--- start of LISTED ENTRIES ---

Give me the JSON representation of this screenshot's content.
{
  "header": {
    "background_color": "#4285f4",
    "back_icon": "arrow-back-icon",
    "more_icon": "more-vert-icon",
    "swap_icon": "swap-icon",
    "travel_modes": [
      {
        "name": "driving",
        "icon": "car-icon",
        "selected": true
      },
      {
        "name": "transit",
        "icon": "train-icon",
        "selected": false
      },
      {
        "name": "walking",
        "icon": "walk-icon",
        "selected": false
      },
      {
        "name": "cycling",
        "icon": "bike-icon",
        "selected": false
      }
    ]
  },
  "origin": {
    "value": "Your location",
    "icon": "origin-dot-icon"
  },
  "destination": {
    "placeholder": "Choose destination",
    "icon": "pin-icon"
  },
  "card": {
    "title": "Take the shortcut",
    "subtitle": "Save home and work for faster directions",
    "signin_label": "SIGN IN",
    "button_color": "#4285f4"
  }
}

--- end of LISTED ENTRIES ---
--- start of LISTED ENTRIES ---

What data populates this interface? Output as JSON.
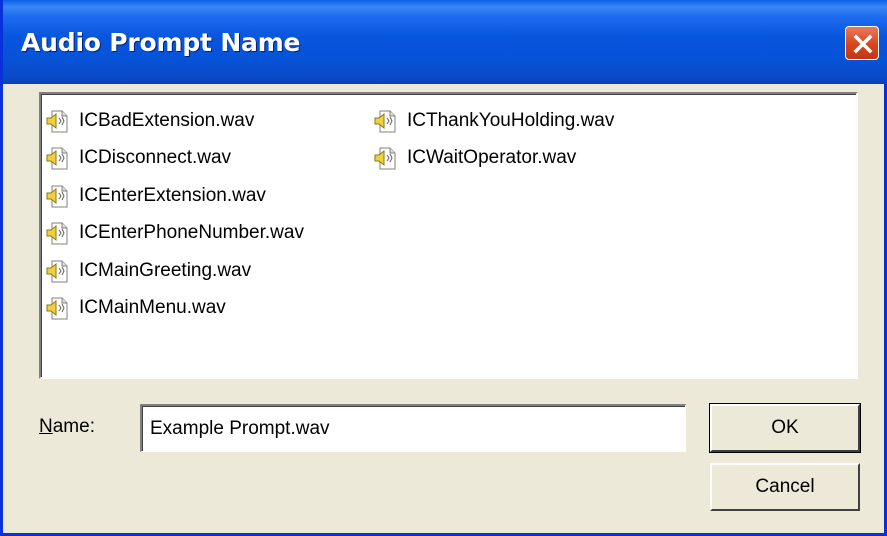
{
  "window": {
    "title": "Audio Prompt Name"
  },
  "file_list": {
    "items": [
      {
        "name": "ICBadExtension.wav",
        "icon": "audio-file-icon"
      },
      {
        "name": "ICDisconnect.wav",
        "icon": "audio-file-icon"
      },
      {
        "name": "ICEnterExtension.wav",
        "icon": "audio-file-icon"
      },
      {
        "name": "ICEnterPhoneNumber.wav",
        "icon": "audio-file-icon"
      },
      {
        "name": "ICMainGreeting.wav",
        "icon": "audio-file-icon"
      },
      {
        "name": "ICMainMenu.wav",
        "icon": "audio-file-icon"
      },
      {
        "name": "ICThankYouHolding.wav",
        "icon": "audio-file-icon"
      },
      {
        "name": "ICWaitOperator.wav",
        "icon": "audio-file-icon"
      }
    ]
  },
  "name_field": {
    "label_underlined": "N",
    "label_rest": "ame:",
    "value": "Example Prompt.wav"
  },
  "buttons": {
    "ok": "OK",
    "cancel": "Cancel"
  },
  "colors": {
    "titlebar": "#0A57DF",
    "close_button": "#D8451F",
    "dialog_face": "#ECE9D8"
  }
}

--- end of LISTED ENTRIES ---

How many lines of the data contain the word "destination"? Answer with the number alone.

2